- What you have to do
Repeat every line below exactly as it reads.

[Stored items]
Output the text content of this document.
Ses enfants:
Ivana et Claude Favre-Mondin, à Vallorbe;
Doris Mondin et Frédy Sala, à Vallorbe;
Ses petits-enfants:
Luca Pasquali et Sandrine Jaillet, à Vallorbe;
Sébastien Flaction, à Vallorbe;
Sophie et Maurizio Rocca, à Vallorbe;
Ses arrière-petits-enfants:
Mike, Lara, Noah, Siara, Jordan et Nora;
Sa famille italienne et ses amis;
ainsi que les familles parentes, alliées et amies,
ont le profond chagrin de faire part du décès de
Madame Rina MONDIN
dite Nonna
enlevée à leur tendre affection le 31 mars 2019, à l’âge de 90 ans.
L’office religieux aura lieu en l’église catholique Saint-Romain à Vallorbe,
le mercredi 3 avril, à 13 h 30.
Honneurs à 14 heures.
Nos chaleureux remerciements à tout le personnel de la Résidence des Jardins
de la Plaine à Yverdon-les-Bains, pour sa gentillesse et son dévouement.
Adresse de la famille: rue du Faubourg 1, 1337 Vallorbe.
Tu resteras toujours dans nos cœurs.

- Answer for this exercise
Output the text content of this document.
Ses enfants:
Ivana et Claude Favre-Mondin, à Vallorbe;
Doris Mondin et Frédy Sala, à Vallorbe;
Ses petits-enfants:
Luca Pasquali et Sandrine Jaillet, à Vallorbe;
Sébastien Flaction, à Vallorbe;
Sophie et Maurizio Rocca, à Vallorbe;
Ses arrière-petits-enfants:
Mike, Lara, Noah, Siara, Jordan et Nora;
Sa famille italienne et ses amis;
ainsi que les familles parentes, alliées et amies,
ont le profond chagrin de faire part du décès de
Madame Rina MONDIN
dite Nonna
enlevée à leur tendre affection le 31 mars 2019, à l’âge de 90 ans.
L’office religieux aura lieu en l’église catholique Saint-Romain à Vallorbe,
le mercredi 3 avril, à 13 h 30.
Honneurs à 14 heures.
Nos chaleureux remerciements à tout le personnel de la Résidence des Jardins
de la Plaine à Yverdon-les-Bains, pour sa gentillesse et son dévouement.
Adresse de la famille: rue du Faubourg 1, 1337 Vallorbe.
Tu resteras toujours dans nos cœurs.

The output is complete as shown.